Excerpts from a figure dataset:
--- BEGIN ---

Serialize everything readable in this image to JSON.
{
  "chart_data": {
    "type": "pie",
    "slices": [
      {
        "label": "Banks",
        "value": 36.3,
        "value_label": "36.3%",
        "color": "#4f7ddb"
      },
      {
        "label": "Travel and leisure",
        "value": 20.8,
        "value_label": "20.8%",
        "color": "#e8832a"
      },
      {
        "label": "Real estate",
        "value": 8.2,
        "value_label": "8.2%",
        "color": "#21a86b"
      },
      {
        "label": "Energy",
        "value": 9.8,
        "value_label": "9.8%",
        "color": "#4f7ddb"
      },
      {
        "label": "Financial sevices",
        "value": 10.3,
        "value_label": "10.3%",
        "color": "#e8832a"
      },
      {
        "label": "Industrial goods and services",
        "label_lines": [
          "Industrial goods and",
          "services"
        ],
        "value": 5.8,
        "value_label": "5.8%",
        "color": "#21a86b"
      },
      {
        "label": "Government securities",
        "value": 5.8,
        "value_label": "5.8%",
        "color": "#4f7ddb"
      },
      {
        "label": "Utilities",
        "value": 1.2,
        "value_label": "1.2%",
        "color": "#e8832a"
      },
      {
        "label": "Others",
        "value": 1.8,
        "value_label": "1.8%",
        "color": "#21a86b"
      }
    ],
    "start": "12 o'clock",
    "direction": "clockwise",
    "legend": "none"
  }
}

--- END ---

Set exercise: Restate the data above word for word, please.

The completed task:
Serialize everything readable in this image to JSON.
{
  "chart_data": {
    "type": "pie",
    "slices": [
      {
        "label": "Banks",
        "value": 36.3,
        "value_label": "36.3%",
        "color": "#4f7ddb"
      },
      {
        "label": "Travel and leisure",
        "value": 20.8,
        "value_label": "20.8%",
        "color": "#e8832a"
      },
      {
        "label": "Real estate",
        "value": 8.2,
        "value_label": "8.2%",
        "color": "#21a86b"
      },
      {
        "label": "Energy",
        "value": 9.8,
        "value_label": "9.8%",
        "color": "#4f7ddb"
      },
      {
        "label": "Financial sevices",
        "value": 10.3,
        "value_label": "10.3%",
        "color": "#e8832a"
      },
      {
        "label": "Industrial goods and services",
        "label_lines": [
          "Industrial goods and",
          "services"
        ],
        "value": 5.8,
        "value_label": "5.8%",
        "color": "#21a86b"
      },
      {
        "label": "Government securities",
        "value": 5.8,
        "value_label": "5.8%",
        "color": "#4f7ddb"
      },
      {
        "label": "Utilities",
        "value": 1.2,
        "value_label": "1.2%",
        "color": "#e8832a"
      },
      {
        "label": "Others",
        "value": 1.8,
        "value_label": "1.8%",
        "color": "#21a86b"
      }
    ],
    "start": "12 o'clock",
    "direction": "clockwise",
    "legend": "none"
  }
}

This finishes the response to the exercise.